■ Written request
Tally the lines of the data that include the word "Certificate" and state the total, nothing else.

Part of a data file
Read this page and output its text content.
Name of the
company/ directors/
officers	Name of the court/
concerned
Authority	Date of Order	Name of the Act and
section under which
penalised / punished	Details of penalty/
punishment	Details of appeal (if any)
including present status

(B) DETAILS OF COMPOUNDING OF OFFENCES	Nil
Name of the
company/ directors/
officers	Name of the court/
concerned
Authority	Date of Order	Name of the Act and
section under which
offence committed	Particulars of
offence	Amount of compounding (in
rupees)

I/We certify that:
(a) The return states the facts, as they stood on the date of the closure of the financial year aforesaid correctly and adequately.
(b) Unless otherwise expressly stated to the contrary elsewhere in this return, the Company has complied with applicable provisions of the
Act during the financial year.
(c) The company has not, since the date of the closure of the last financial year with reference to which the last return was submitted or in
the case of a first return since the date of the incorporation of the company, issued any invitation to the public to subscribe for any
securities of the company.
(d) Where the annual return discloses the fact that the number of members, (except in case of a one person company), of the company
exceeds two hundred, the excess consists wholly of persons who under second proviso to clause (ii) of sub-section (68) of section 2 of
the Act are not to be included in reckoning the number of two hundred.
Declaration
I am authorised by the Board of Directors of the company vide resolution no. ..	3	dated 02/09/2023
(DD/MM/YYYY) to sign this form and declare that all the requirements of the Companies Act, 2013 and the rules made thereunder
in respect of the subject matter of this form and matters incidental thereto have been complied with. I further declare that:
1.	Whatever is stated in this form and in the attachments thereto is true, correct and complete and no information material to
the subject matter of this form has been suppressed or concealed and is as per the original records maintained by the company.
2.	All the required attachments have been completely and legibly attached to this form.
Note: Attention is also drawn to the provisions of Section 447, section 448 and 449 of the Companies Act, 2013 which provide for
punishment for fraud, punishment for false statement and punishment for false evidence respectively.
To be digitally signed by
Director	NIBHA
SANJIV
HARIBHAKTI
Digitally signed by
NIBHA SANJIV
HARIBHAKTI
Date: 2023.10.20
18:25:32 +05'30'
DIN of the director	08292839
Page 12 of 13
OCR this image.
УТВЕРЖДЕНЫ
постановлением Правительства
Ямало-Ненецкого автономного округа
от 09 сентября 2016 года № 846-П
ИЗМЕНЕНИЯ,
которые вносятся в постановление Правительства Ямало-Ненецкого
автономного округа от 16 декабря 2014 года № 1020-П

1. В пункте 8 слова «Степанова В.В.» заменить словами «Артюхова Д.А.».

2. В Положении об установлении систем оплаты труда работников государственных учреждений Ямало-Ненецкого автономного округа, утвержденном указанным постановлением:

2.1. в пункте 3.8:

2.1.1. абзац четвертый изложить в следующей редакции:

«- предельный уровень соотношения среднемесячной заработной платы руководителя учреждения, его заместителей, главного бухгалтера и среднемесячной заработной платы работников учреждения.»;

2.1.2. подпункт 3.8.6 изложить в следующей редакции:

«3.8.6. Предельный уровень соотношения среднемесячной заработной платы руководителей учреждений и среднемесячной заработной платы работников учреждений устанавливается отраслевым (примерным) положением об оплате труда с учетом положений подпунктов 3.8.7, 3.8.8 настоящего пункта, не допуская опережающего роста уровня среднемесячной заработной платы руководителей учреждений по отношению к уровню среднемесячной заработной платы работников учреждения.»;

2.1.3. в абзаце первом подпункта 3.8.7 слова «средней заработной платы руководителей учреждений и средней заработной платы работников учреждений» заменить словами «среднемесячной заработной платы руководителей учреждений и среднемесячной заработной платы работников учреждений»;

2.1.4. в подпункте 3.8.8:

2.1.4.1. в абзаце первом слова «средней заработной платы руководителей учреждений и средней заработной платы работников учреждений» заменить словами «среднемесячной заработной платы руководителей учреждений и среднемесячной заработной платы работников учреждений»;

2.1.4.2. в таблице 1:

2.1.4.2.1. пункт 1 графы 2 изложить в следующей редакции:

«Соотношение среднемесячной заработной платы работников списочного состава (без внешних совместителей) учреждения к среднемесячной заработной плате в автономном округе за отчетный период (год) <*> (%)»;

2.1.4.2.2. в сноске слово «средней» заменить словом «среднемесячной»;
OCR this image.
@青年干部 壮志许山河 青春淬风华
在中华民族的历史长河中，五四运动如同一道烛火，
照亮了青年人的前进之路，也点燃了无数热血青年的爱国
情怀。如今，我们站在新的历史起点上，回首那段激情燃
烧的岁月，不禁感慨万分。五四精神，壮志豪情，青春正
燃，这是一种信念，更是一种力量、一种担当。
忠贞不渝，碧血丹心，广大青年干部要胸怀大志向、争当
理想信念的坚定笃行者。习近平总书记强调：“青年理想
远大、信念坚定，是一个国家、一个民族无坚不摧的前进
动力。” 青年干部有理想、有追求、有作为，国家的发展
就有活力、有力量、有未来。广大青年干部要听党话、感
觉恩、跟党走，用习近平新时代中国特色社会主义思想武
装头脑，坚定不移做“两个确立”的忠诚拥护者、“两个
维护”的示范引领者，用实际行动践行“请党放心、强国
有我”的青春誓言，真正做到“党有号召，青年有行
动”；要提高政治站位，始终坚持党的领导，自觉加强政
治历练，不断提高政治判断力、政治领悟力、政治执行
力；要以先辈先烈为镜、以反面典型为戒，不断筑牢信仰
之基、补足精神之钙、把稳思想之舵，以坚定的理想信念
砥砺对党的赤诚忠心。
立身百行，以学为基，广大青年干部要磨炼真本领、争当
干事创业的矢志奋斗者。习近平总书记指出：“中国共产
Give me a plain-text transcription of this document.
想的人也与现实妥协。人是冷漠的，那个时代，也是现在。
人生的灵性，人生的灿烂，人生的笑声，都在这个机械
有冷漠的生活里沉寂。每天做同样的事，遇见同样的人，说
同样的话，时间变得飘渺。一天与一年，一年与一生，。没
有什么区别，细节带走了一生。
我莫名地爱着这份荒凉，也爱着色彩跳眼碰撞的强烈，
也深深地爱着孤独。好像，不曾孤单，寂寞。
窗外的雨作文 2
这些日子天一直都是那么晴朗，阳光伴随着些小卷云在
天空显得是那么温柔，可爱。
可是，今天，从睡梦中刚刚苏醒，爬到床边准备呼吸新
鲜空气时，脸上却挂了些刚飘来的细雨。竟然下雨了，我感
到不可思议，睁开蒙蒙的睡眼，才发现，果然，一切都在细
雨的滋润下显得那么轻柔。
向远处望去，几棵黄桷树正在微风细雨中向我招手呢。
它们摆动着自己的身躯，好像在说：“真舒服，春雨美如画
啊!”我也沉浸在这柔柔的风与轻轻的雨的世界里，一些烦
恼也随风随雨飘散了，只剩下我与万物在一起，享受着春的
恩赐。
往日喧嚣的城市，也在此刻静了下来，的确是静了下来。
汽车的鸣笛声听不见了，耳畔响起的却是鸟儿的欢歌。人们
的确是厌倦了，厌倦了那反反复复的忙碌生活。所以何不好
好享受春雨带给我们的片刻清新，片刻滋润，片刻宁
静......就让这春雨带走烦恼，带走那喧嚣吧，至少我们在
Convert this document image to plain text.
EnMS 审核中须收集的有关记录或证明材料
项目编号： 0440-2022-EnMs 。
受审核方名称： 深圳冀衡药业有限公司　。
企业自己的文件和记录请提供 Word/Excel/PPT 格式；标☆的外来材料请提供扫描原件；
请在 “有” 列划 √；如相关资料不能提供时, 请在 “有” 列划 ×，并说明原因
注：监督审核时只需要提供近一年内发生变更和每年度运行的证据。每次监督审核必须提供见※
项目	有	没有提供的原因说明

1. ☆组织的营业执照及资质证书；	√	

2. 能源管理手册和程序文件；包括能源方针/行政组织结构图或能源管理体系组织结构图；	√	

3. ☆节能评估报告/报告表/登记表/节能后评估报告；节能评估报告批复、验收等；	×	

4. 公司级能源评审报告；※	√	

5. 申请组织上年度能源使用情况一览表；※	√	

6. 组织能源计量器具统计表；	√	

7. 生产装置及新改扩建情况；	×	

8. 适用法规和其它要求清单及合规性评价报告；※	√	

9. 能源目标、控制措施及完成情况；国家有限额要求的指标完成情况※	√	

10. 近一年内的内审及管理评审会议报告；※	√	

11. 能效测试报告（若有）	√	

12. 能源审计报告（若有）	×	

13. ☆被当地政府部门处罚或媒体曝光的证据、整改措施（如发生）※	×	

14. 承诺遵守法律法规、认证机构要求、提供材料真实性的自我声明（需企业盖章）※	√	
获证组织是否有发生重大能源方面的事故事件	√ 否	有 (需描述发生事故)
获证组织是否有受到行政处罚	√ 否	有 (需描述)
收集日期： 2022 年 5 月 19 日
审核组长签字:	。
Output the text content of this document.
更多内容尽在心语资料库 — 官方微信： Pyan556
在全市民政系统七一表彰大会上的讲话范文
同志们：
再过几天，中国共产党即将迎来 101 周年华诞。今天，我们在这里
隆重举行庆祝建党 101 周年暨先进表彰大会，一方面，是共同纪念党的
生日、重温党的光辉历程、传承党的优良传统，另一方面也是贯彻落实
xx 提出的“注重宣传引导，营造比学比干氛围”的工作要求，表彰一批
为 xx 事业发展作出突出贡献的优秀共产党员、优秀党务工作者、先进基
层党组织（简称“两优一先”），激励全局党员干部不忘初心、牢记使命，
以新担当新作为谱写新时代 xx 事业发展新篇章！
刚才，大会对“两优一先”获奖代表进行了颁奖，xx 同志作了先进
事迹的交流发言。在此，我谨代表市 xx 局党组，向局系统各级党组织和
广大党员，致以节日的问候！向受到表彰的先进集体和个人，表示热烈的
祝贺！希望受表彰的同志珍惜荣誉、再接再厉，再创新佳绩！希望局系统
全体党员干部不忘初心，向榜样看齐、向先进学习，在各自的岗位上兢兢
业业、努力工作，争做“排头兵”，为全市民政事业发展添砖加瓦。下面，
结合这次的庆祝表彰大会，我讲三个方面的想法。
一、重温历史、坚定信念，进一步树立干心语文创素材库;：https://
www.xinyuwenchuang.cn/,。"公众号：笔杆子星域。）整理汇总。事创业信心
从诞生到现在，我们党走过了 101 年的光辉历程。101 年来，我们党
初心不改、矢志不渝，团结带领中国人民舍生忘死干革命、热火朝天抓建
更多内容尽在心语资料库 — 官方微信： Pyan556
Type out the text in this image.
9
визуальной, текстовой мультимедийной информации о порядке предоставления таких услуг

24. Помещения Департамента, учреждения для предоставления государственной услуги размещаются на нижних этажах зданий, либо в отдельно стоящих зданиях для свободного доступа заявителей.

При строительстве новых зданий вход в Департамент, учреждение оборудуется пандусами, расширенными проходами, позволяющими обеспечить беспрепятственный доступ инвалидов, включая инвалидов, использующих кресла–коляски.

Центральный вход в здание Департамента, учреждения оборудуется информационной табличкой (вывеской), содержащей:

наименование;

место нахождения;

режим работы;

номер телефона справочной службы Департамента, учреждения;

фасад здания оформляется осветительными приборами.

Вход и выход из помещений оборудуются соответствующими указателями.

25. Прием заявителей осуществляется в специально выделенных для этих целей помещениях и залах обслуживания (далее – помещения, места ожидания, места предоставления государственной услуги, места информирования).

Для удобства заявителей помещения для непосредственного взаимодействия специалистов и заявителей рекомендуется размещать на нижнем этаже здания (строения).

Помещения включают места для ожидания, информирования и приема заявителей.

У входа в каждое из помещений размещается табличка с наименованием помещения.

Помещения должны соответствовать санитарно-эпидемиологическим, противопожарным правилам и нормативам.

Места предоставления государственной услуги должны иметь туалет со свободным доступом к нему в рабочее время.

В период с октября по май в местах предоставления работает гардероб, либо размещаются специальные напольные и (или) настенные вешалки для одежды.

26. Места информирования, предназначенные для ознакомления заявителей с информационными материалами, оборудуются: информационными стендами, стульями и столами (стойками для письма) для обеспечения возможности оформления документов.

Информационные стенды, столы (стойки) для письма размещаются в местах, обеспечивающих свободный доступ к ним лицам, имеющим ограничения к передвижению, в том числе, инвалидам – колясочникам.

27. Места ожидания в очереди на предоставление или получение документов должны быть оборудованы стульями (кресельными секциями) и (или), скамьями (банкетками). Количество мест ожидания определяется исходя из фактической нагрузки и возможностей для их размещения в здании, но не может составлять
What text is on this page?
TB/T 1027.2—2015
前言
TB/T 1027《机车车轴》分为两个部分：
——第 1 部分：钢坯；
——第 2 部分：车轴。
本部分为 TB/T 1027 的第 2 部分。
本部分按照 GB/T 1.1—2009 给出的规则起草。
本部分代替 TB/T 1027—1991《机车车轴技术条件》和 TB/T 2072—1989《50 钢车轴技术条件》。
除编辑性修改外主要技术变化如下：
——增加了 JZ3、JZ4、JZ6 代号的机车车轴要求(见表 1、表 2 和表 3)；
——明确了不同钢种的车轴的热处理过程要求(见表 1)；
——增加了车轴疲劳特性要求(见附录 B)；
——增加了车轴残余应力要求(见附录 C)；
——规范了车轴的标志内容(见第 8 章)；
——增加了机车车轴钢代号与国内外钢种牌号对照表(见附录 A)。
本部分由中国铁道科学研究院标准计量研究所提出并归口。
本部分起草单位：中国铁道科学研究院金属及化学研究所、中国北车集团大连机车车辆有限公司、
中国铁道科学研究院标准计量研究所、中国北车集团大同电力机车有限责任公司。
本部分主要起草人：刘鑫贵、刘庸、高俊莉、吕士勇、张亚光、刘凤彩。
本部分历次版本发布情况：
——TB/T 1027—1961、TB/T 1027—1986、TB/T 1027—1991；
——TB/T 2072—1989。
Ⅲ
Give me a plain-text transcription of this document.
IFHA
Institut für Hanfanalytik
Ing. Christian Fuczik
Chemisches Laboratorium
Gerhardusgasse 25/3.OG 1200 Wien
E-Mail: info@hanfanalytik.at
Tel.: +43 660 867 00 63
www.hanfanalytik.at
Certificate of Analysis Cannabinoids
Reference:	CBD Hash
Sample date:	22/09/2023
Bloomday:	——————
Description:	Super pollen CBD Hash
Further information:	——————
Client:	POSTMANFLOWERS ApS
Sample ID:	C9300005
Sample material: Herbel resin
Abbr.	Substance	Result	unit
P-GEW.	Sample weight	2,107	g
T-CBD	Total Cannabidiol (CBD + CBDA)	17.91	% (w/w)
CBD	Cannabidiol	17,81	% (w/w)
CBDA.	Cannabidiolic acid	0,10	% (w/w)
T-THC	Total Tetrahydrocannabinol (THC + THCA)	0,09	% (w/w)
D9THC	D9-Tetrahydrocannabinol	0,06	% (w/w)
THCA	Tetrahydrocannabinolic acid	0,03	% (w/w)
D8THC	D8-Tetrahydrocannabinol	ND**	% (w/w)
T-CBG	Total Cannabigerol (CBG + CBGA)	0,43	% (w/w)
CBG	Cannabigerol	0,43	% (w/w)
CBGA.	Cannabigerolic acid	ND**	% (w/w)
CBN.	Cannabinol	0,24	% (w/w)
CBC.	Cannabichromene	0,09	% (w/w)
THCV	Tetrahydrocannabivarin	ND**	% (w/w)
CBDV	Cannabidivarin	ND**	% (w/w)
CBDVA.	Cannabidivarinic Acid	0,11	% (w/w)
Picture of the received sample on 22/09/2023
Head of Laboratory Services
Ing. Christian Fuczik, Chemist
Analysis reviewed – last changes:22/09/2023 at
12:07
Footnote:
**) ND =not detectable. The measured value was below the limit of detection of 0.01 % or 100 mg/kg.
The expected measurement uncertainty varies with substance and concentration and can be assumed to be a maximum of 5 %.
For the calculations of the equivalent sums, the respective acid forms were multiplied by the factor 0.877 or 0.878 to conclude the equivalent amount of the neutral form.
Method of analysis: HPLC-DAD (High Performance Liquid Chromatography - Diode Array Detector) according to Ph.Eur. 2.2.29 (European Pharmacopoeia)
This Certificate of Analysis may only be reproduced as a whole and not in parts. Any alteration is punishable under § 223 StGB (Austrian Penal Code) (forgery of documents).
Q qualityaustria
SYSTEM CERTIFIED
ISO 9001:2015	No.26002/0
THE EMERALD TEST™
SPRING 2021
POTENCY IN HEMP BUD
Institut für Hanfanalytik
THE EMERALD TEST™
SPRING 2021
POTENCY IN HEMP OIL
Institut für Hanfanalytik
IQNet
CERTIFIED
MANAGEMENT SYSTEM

■ Exercise response
2